[Extracted data entries]
------------
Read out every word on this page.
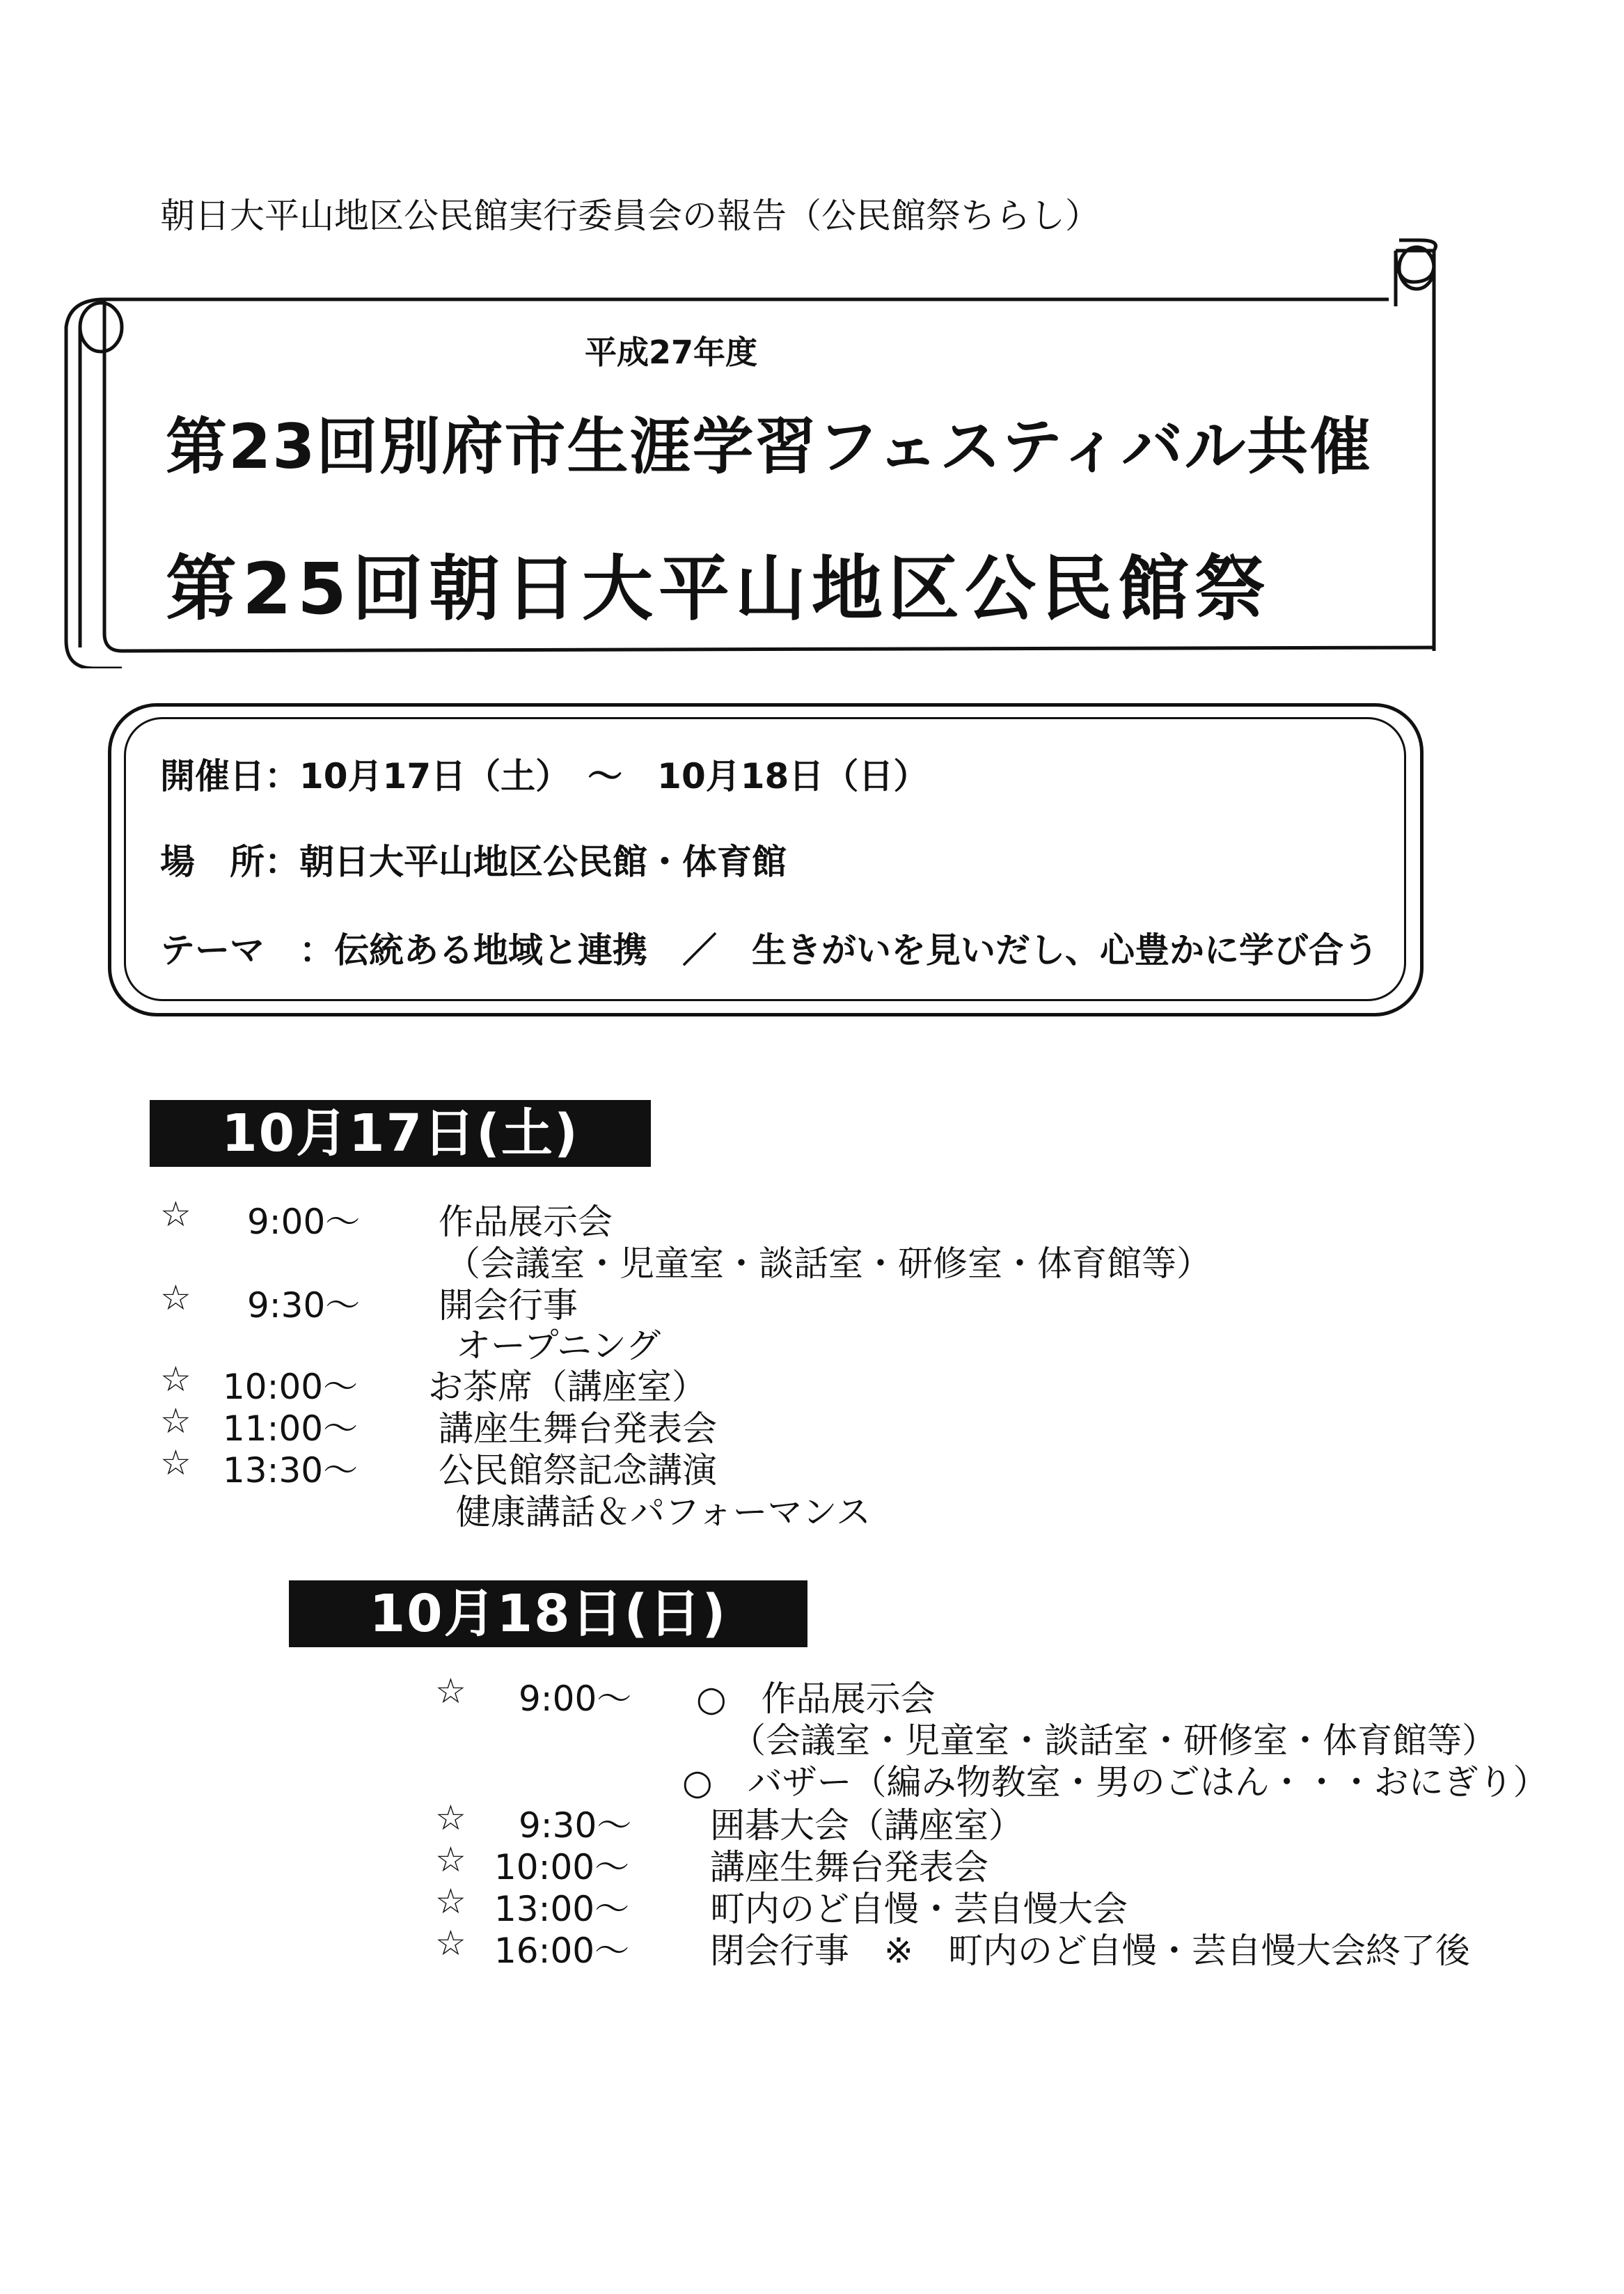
朝日大平山地区公民館実行委員会の報告（公民館祭ちらし）
平成27年度
第23回別府市生涯学習フェスティバル共催
第25回朝日大平山地区公民館祭
開催日：10月17日（土）　～　10月18日（日）
場　所：朝日大平山地区公民館・体育館
テーマ　：伝統ある地域と連携　／　生きがいを見いだし、心豊かに学び合う
10月17日(土)
☆ 9:00～ 作品展示会
（会議室・児童室・談話室・研修室・体育館等）
☆ 9:30～ 開会行事
オープニング
☆ 10:00～ お茶席（講座室）
☆ 11:00～ 講座生舞台発表会
☆ 13:30～ 公民館祭記念講演
健康講話＆パフォーマンス
10月18日(日)
☆ 9:00～ ○　作品展示会
（会議室・児童室・談話室・研修室・体育館等）
○　バザー（編み物教室・男のごはん・・・おにぎり）
☆ 9:30～ 囲碁大会（講座室）
☆ 10:00～ 講座生舞台発表会
☆ 13:00～ 町内のど自慢・芸自慢大会
☆ 16:00～ 閉会行事　※　町内のど自慢・芸自慢大会終了後
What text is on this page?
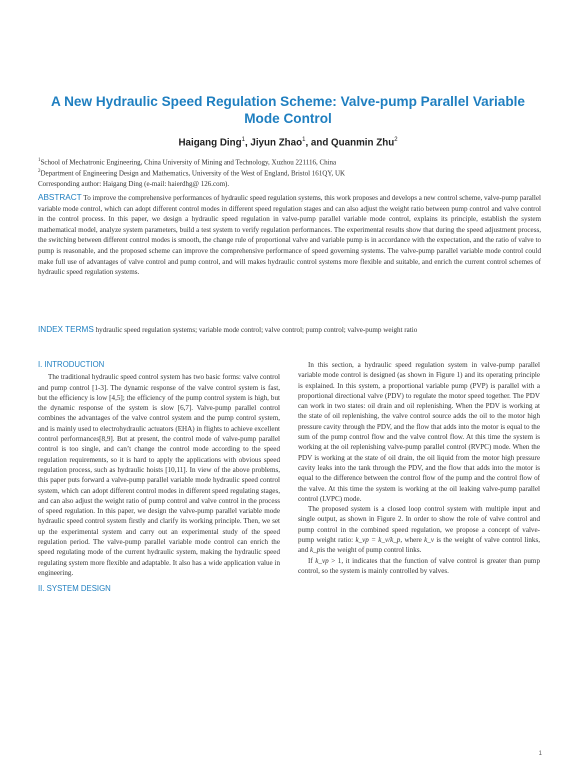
A New Hydraulic Speed Regulation Scheme: Valve-pump Parallel Variable Mode Control
Haigang Ding$^1$, Jiyun Zhao$^1$, and Quanmin Zhu$^2$
$^1$School of Mechatronic Engineering, China University of Mining and Technology, Xuzhou 221116, China
$^2$Department of Engineering Design and Mathematics, University of the West of England, Bristol 161QY, UK
Corresponding author: Haigang Ding (e-mail: haierdhg@ 126.com).
ABSTRACT To improve the comprehensive performances of hydraulic speed regulation systems, this work proposes and develops a new control scheme, valve-pump parallel variable mode control, which can adopt different control modes in different speed regulation stages and can also adjust the weight ratio between pump control and valve control in the control process. In this paper, we design a hydraulic speed regulation in valve-pump parallel variable mode control, explains its principle, establish the system mathematical model, analyze system parameters, build a test system to verify regulation performances. The experimental results show that during the speed adjustment process, the switching between different control modes is smooth, the change rule of proportional valve and variable pump is in accordance with the expectation, and the ratio of valve to pump is reasonable, and the proposed scheme can improve the comprehensive performance of speed governing systems. The valve-pump parallel variable mode control could make full use of advantages of valve control and pump control, and will makes hydraulic control systems more flexible and suitable, and enrich the current control schemes of hydraulic speed regulation systems.
INDEX TERMS hydraulic speed regulation systems; variable mode control; valve control; pump control; valve-pump weight ratio
I. INTRODUCTION

The traditional hydraulic speed control system has two basic forms: valve control and pump control [1-3]. The dynamic response of the valve control system is fast, but the efficiency is low [4,5]; the efficiency of the pump control system is high, but the dynamic response of the system is slow [6,7]. Valve-pump parallel control combines the advantages of the valve control system and the pump control system, and is mainly used to electrohydraulic actuators (EHA) in flights to achieve excellent control performances[8,9]. But at present, the control mode of valve-pump parallel control is too single, and can’t change the control mode according to the speed regulation requirements, so it is hard to apply the applications with obvious speed regulation process, such as hydraulic hoists [10,11]. In view of the above problems, this paper puts forward a valve-pump parallel variable mode hydraulic speed control system, which can adopt different control modes in different speed regulating stages, and can also adjust the weight ratio of pump control and valve control in the process of speed regulation. In this paper, we design the valve-pump parallel variable mode hydraulic speed control system firstly and clarify its working principle. Then, we set up the experimental system and carry out an experimental study of the speed regulation period. The valve-pump parallel variable mode control can enrich the speed regulating mode of the current hydraulic system, making the hydraulic speed regulating system more flexible and adaptable. It also has a wide application value in engineering.

II. SYSTEM DESIGN

In this section, a hydraulic speed regulation system in valve-pump parallel variable mode control is designed (as shown in Figure 1) and its operating principle is explained. In this system, a proportional variable pump (PVP) is parallel with a proportional directional valve (PDV) to regulate the motor speed together. The PDV can work in two states: oil drain and oil replenishing. When the PDV is working at the state of oil replenishing, the valve control source adds the oil to the motor high pressure cavity through the PDV, and the flow that adds into the motor is equal to the sum of the pump control flow and the valve control flow. At this time the system is working at the oil replenishing valve-pump parallel control (RVPC) mode. When the PDV is working at the state of oil drain, the oil liquid from the motor high pressure cavity leaks into the tank through the PDV, and the flow that adds into the motor is equal to the difference between the control flow of the pump and the control flow of the valve. At this time the system is working at the oil leaking valve-pump parallel control (LVPC) mode.

The proposed system is a closed loop control system with multiple input and single output, as shown in Figure 2. In order to show the role of valve control and pump control in the combined speed regulation, we propose a concept of valve-pump weight ratio: k_vp = k_v/k_p, where k_v is the weight of valve control links, and k_pis the weight of pump control links.

If k_vp > 1, it indicates that the function of valve control is greater than pump control, so the system is mainly controlled by valves.

1
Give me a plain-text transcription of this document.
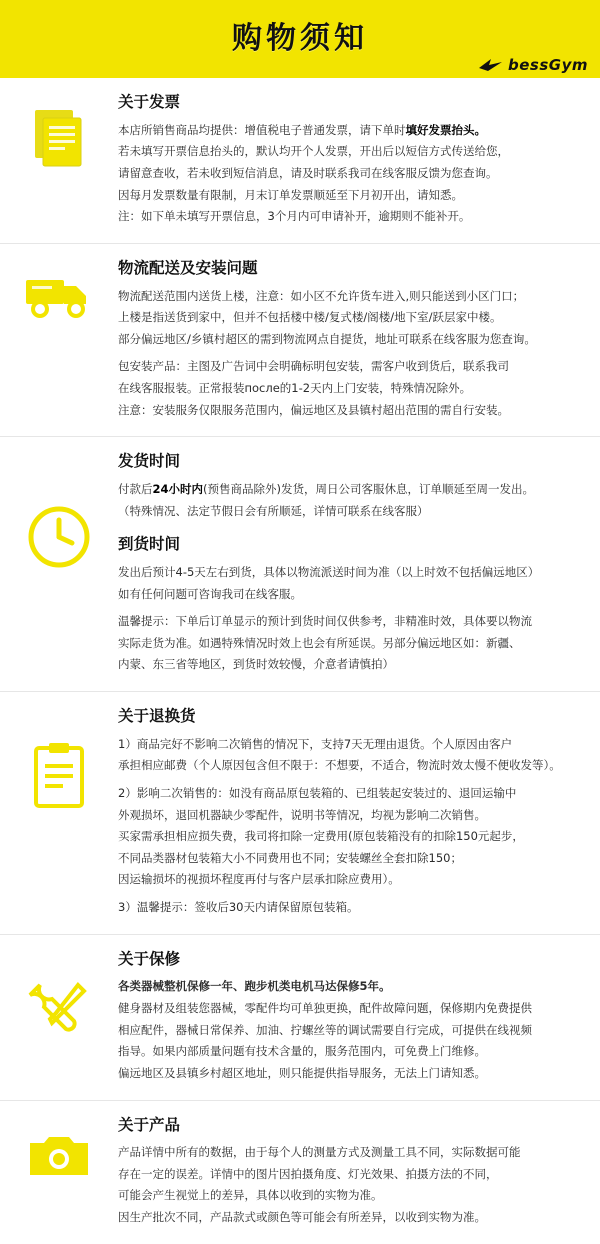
购物须知
bessGym
关于发票

本店所销售商品均提供：增值税电子普通发票，请下单时填好发票抬头。

若未填写开票信息抬头的，默认均开个人发票，开出后以短信方式传送给您，

请留意查收，若未收到短信消息，请及时联系我司在线客服反馈为您查询。

因每月发票数量有限制，月末订单发票顺延至下月初开出，请知悉。

注：如下单未填写开票信息，3个月内可申请补开，逾期则不能补开。

物流配送及安装问题

物流配送范围内送货上楼，注意：如小区不允许货车进入,则只能送到小区门口；

上楼是指送货到家中，但并不包括楼中楼/复式楼/阁楼/地下室/跃层家中楼。

部分偏远地区/乡镇村超区的需到物流网点自提货，地址可联系在线客服为您查询。

包安装产品：主图及广告词中会明确标明包安装，需客户收到货后，联系我司

在线客服报装。正常报装после的1-2天内上门安装，特殊情况除外。

注意：安装服务仅限服务范围内，偏远地区及县镇村超出范围的需自行安装。

发货时间

付款后24小时内(预售商品除外)发货，周日公司客服休息，订单顺延至周一发出。

（特殊情况、法定节假日会有所顺延，详情可联系在线客服）

到货时间

发出后预计4-5天左右到货，具体以物流派送时间为准（以上时效不包括偏远地区）

如有任何问题可咨询我司在线客服。

温馨提示：下单后订单显示的预计到货时间仅供参考，非精准时效，具体要以物流

实际走货为准。如遇特殊情况时效上也会有所延误。另部分偏远地区如：新疆、

内蒙、东三省等地区，到货时效较慢，介意者请慎拍）

关于退换货

1）商品完好不影响二次销售的情况下，支持7天无理由退货。个人原因由客户

承担相应邮费（个人原因包含但不限于：不想要，不适合，物流时效太慢不便收发等）。

2）影响二次销售的：如没有商品原包装箱的、已组装起安装过的、退回运输中

外观损坏，退回机器缺少零配件，说明书等情况，均视为影响二次销售。

买家需承担相应损失费，我司将扣除一定费用(原包装箱没有的扣除150元起步，

不同品类器材包装箱大小不同费用也不同；安装螺丝全套扣除150；

因运输损坏的视损坏程度再付与客户层承扣除应费用）。

3）温馨提示：签收后30天内请保留原包装箱。

关于保修

各类器械整机保修一年、跑步机类电机马达保修5年。

健身器材及组装您器械，零配件均可单独更换，配件故障问题，保修期内免费提供

相应配件，器械日常保养、加油、拧螺丝等的调试需要自行完成，可提供在线视频

指导。如果内部质量问题有技术含量的，服务范围内，可免费上门维修。

偏远地区及县镇乡村超区地址，则只能提供指导服务，无法上门请知悉。

关于产品

产品详情中所有的数据，由于每个人的测量方式及测量工具不同，实际数据可能

存在一定的误差。详情中的图片因拍摄角度、灯光效果、拍摄方法的不同，

可能会产生视觉上的差异，具体以收到的实物为准。

因生产批次不同，产品款式或颜色等可能会有所差异，以收到实物为准。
------------
Task brief -> Write the records above out again exactly, with no pictures in your copy.

Reply to the exercise ->
Read out every word on this page.
朝日大平山地区公民館実行委員会の報告（公民館祭ちらし）
平成27年度
第23回別府市生涯学習フェスティバル共催
第25回朝日大平山地区公民館祭
開催日：10月17日（土）　～　10月18日（日）
場　所：朝日大平山地区公民館・体育館
テーマ　：伝統ある地域と連携　／　生きがいを見いだし、心豊かに学び合う
10月17日(土)
☆ 9:00～ 作品展示会
（会議室・児童室・談話室・研修室・体育館等）
☆ 9:30～ 開会行事
オープニング
☆ 10:00～ お茶席（講座室）
☆ 11:00～ 講座生舞台発表会
☆ 13:30～ 公民館祭記念講演
健康講話＆パフォーマンス
10月18日(日)
☆ 9:00～ ○　作品展示会
（会議室・児童室・談話室・研修室・体育館等）
○　バザー（編み物教室・男のごはん・・・おにぎり）
☆ 9:30～ 囲碁大会（講座室）
☆ 10:00～ 講座生舞台発表会
☆ 13:00～ 町内のど自慢・芸自慢大会
☆ 16:00～ 閉会行事　※　町内のど自慢・芸自慢大会終了後
What text is on this page?
A New Hydraulic Speed Regulation Scheme: Valve-pump Parallel Variable Mode Control
Haigang Ding$^1$, Jiyun Zhao$^1$, and Quanmin Zhu$^2$
$^1$School of Mechatronic Engineering, China University of Mining and Technology, Xuzhou 221116, China
$^2$Department of Engineering Design and Mathematics, University of the West of England, Bristol 161QY, UK
Corresponding author: Haigang Ding (e-mail: haierdhg@ 126.com).
ABSTRACT To improve the comprehensive performances of hydraulic speed regulation systems, this work proposes and develops a new control scheme, valve-pump parallel variable mode control, which can adopt different control modes in different speed regulation stages and can also adjust the weight ratio between pump control and valve control in the control process. In this paper, we design a hydraulic speed regulation in valve-pump parallel variable mode control, explains its principle, establish the system mathematical model, analyze system parameters, build a test system to verify regulation performances. The experimental results show that during the speed adjustment process, the switching between different control modes is smooth, the change rule of proportional valve and variable pump is in accordance with the expectation, and the ratio of valve to pump is reasonable, and the proposed scheme can improve the comprehensive performance of speed governing systems. The valve-pump parallel variable mode control could make full use of advantages of valve control and pump control, and will makes hydraulic control systems more flexible and suitable, and enrich the current control schemes of hydraulic speed regulation systems.
INDEX TERMS hydraulic speed regulation systems; variable mode control; valve control; pump control; valve-pump weight ratio
I. INTRODUCTION

The traditional hydraulic speed control system has two basic forms: valve control and pump control [1-3]. The dynamic response of the valve control system is fast, but the efficiency is low [4,5]; the efficiency of the pump control system is high, but the dynamic response of the system is slow [6,7]. Valve-pump parallel control combines the advantages of the valve control system and the pump control system, and is mainly used to electrohydraulic actuators (EHA) in flights to achieve excellent control performances[8,9]. But at present, the control mode of valve-pump parallel control is too single, and can’t change the control mode according to the speed regulation requirements, so it is hard to apply the applications with obvious speed regulation process, such as hydraulic hoists [10,11]. In view of the above problems, this paper puts forward a valve-pump parallel variable mode hydraulic speed control system, which can adopt different control modes in different speed regulating stages, and can also adjust the weight ratio of pump control and valve control in the process of speed regulation. In this paper, we design the valve-pump parallel variable mode hydraulic speed control system firstly and clarify its working principle. Then, we set up the experimental system and carry out an experimental study of the speed regulation period. The valve-pump parallel variable mode control can enrich the speed regulating mode of the current hydraulic system, making the hydraulic speed regulating system more flexible and adaptable. It also has a wide application value in engineering.

II. SYSTEM DESIGN

In this section, a hydraulic speed regulation system in valve-pump parallel variable mode control is designed (as shown in Figure 1) and its operating principle is explained. In this system, a proportional variable pump (PVP) is parallel with a proportional directional valve (PDV) to regulate the motor speed together. The PDV can work in two states: oil drain and oil replenishing. When the PDV is working at the state of oil replenishing, the valve control source adds the oil to the motor high pressure cavity through the PDV, and the flow that adds into the motor is equal to the sum of the pump control flow and the valve control flow. At this time the system is working at the oil replenishing valve-pump parallel control (RVPC) mode. When the PDV is working at the state of oil drain, the oil liquid from the motor high pressure cavity leaks into the tank through the PDV, and the flow that adds into the motor is equal to the difference between the control flow of the pump and the control flow of the valve. At this time the system is working at the oil leaking valve-pump parallel control (LVPC) mode.

The proposed system is a closed loop control system with multiple input and single output, as shown in Figure 2. In order to show the role of valve control and pump control in the combined speed regulation, we propose a concept of valve-pump weight ratio: k_vp = k_v/k_p, where k_v is the weight of valve control links, and k_pis the weight of pump control links.

If k_vp > 1, it indicates that the function of valve control is greater than pump control, so the system is mainly controlled by valves.

1
Give me a plain-text transcription of this document.
购物须知
bessGym
关于发票

本店所销售商品均提供：增值税电子普通发票，请下单时填好发票抬头。

若未填写开票信息抬头的，默认均开个人发票，开出后以短信方式传送给您，

请留意查收，若未收到短信消息，请及时联系我司在线客服反馈为您查询。

因每月发票数量有限制，月末订单发票顺延至下月初开出，请知悉。

注：如下单未填写开票信息，3个月内可申请补开，逾期则不能补开。

物流配送及安装问题

物流配送范围内送货上楼，注意：如小区不允许货车进入,则只能送到小区门口；

上楼是指送货到家中，但并不包括楼中楼/复式楼/阁楼/地下室/跃层家中楼。

部分偏远地区/乡镇村超区的需到物流网点自提货，地址可联系在线客服为您查询。

包安装产品：主图及广告词中会明确标明包安装，需客户收到货后，联系我司

在线客服报装。正常报装после的1-2天内上门安装，特殊情况除外。

注意：安装服务仅限服务范围内，偏远地区及县镇村超出范围的需自行安装。

发货时间

付款后24小时内(预售商品除外)发货，周日公司客服休息，订单顺延至周一发出。

（特殊情况、法定节假日会有所顺延，详情可联系在线客服）

到货时间

发出后预计4-5天左右到货，具体以物流派送时间为准（以上时效不包括偏远地区）

如有任何问题可咨询我司在线客服。

温馨提示：下单后订单显示的预计到货时间仅供参考，非精准时效，具体要以物流

实际走货为准。如遇特殊情况时效上也会有所延误。另部分偏远地区如：新疆、

内蒙、东三省等地区，到货时效较慢，介意者请慎拍）

关于退换货

1）商品完好不影响二次销售的情况下，支持7天无理由退货。个人原因由客户

承担相应邮费（个人原因包含但不限于：不想要，不适合，物流时效太慢不便收发等）。

2）影响二次销售的：如没有商品原包装箱的、已组装起安装过的、退回运输中

外观损坏，退回机器缺少零配件，说明书等情况，均视为影响二次销售。

买家需承担相应损失费，我司将扣除一定费用(原包装箱没有的扣除150元起步，

不同品类器材包装箱大小不同费用也不同；安装螺丝全套扣除150；

因运输损坏的视损坏程度再付与客户层承扣除应费用）。

3）温馨提示：签收后30天内请保留原包装箱。

关于保修

各类器械整机保修一年、跑步机类电机马达保修5年。

健身器材及组装您器械，零配件均可单独更换，配件故障问题，保修期内免费提供

相应配件，器械日常保养、加油、拧螺丝等的调试需要自行完成，可提供在线视频

指导。如果内部质量问题有技术含量的，服务范围内，可免费上门维修。

偏远地区及县镇乡村超区地址，则只能提供指导服务，无法上门请知悉。

关于产品

产品详情中所有的数据，由于每个人的测量方式及测量工具不同，实际数据可能

存在一定的误差。详情中的图片因拍摄角度、灯光效果、拍摄方法的不同，

可能会产生视觉上的差异，具体以收到的实物为准。

因生产批次不同，产品款式或颜色等可能会有所差异，以收到实物为准。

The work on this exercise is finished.